Hasekura arrived in Mexico City some three weeks after the advance party. He had taken a scenic route through the hills of New Spain, stopping off at a number of Franciscan monasteries along the way, including one at Cuernavaca. Making it to the city in late March, he handed the Viceroy a letter from Date Masamune. Luis Sotelo passed over a separate letter from Ieyasu and Hidetada. Meetings were held with the Franciscan Order, aimed at having missionaries sent to Japan. And over the course of the next month, around sixty of Hasekura’s retainers were baptized and confirmed, with Franciscan friars for their sponsors. Hasekura himself was persuaded to hold off. Baptism would be a diplomatic act as well as a religious one. Better, therefore, to wait until he reached Europe.

In May, Hasekura split his embassy into two groups. One stayed in Mexico City to trade, while the other went with Hasekura to Veracruz. From there, they sailed via Cuba across a stormy Atlantic, arriving at the south-western Spanish port of Sanlúcar de Barrameda in early October and cruising up the Guadalquivir River to the town of Coria del Río. Changing into more formal attire, they continued their journey by road to Seville: Luis Sotelo’s home and, more importantly, the only town in Spain permitted to trade beyond Europe.

The mayor and senior dignitaries crowded on to the Triana Bridge to greet Hasekura’s party as they arrived. Locals found Hasekura ‘calm’, ‘humble’ and ‘reasonable’. The archbishop was impressed by the manner and dress of his men, who brought to mind for him the biblical Three Wise Men.

At a special meeting of the Seville Senate, Hasekura presented gifts from Date Masamune, including a sword and a dagger sheathed in silk. Then, unrolling a calligraphic scroll adorned with gold, with Sotelo’s help he presented and elaborated on a message from his lord to the leaders of Seville:

I have learned of the afterlife, after hearing the teachings of Deus. Owing to unavoidable reasons, I cannot yet accept these teachings for myself. But in order to spread the word in my land, I have asked Friar Sotelo for his assistance, and am sending a samurai by the name of Hasekura. I hope for the safe arrival of these two at the feet of the King and the Pope, and the passing on of my wishes. It is my intent, by asserting the viability of maritime travel between Japan and Seville, to begin annual sea voyages.

----------

Problem 1 -
Copy the stretch of the Hasekura passage from "The mayor and" through "Three Wise Men." word for word.
Problem 2 -
Write the next part of the account of Hasekura's embassy, picking up right after its last sentence.

----------

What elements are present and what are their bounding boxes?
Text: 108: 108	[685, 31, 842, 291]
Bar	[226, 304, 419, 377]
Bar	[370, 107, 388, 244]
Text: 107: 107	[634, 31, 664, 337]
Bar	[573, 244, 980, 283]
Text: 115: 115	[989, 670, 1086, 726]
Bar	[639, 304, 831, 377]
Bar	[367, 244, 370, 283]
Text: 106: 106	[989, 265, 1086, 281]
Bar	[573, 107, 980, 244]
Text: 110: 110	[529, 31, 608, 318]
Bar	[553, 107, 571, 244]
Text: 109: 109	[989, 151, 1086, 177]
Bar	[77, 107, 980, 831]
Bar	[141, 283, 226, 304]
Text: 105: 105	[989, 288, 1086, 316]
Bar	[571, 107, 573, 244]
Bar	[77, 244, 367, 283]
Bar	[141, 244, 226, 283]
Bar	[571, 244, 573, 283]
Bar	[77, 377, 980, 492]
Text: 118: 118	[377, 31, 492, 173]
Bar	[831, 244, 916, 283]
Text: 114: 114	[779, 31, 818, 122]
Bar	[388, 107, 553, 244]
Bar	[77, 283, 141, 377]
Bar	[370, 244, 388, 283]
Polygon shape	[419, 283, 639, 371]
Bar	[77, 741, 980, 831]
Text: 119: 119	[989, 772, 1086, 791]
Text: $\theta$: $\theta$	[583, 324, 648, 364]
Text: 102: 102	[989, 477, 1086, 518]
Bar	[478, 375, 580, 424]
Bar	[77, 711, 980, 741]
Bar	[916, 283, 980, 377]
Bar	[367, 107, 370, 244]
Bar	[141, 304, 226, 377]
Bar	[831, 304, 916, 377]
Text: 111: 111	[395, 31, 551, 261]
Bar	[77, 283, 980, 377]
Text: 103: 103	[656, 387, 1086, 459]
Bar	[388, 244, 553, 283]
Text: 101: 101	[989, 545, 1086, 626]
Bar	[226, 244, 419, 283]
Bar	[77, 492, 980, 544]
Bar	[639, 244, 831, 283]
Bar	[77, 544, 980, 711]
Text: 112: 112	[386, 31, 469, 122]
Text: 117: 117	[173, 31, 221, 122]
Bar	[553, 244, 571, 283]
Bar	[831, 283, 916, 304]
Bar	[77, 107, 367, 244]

----------

Exercise response 1 -
The mayor and senior dignitaries crowded on to the Triana Bridge to greet Hasekura’s party as they arrived. Locals found Hasekura ‘calm’, ‘humble’ and ‘reasonable’. The archbishop was impressed by the manner and dress of his men, who brought to mind for him the biblical Three Wise Men.

Exercise response 2 -
Such grand requests required ratification at a higher level. So, according to a plan worked out well in advance by Sotelo, Hasekura’s embassy headed north for Madrid. Their caravan of carriages, sedan chairs, guards, guides, patissiers and chefs made for such a spectacular sight that people crowded around them in villages and towns all along the way, slowing their progress and causing them to arrive in the Spanish capital nearly a month behind schedule, on a snowy late December day in 1614.

And there the trouble began. King Philip III’s chamberlain and chaplain came to meet them, assuring Hasekura of the King’s help and encouraging him to make the most of the Christmas season in Madrid. But two weeks went by and still an invitation to meet the King at his home in the Royal Alcázar of Madrid was not forthcoming. The Spanish were beginning to think twice about their guests.

European impressions of the Japanese had come to be dominated, in recent decades, by Jesuit accounts, coloured by their hopes that the conversion of Japan would make up for the Catholic Church’s losses in Reformation Europe. Francis Xavier described the Japanese as ‘the best who have yet been discovered’. They were well-mannered, honourable, educated and proud. They rarely gambled, swore or stole, and they didn’t eat animals – preferring a diet of fish, rice and grain for which Xavier personally had little appetite but which hardly constituted a vice. They were open to having their understanding of the world challenged, and they seemed interested in Christianity and the West. Other Jesuits found the Japanese naturally given to interiority – a compliment, given the Jesuits’ own deep interest in the inner life – and more encouraging of women’s literacy and freedom than was generally the case in Europe.

Shortcomings were relatively few by comparison. Some Japanese held their own country in such high regard that they tended to disdain foreigners as a matter of course. The men seemed overly fond of weaponry – and of one another. Widespread male homosexuality, the missionaries concluded, was the result of Buddhist influence and years of civil war: twin evils that also accounted for the inhumanity of ritual suicide and summary execution, heavy drinking and a tendency to dissemble when questioned. Such difficulties were not insurmountable, and in 1582 the Jesuit ‘Visitador’ to India and the Far East, Alessandro Valignano, had decided to show Europeans at first hand just what a promising place Japan was. He sent four young Christian nobles from Kyūshū on a mini-European tour between 1584 and 1586, where they met, amongst others, King Philip II – the present King’s father – and for a time generated quite a stir.

But then news of the twenty-six ‘martyrs’ of 1597 reached European ears, seeming to confirm some of the more negative Jesuit commentary on Japan. Accounts doing the rounds in Portuguese Macau that year told of Japanese onlookers throwing stones at the men as they made their way to Nagasaki, calling them beasts and stuffing weeds into their mouths. A procession was held in their honour in Macau in December, accompanied by paintings of the grisly events, copies of which were sent to New Spain, Spain and Rome. A sermon was preached in Mexico City the same month – one of the dead, Felipe de Jesús, was a son of the city and New Spain’s first martyr.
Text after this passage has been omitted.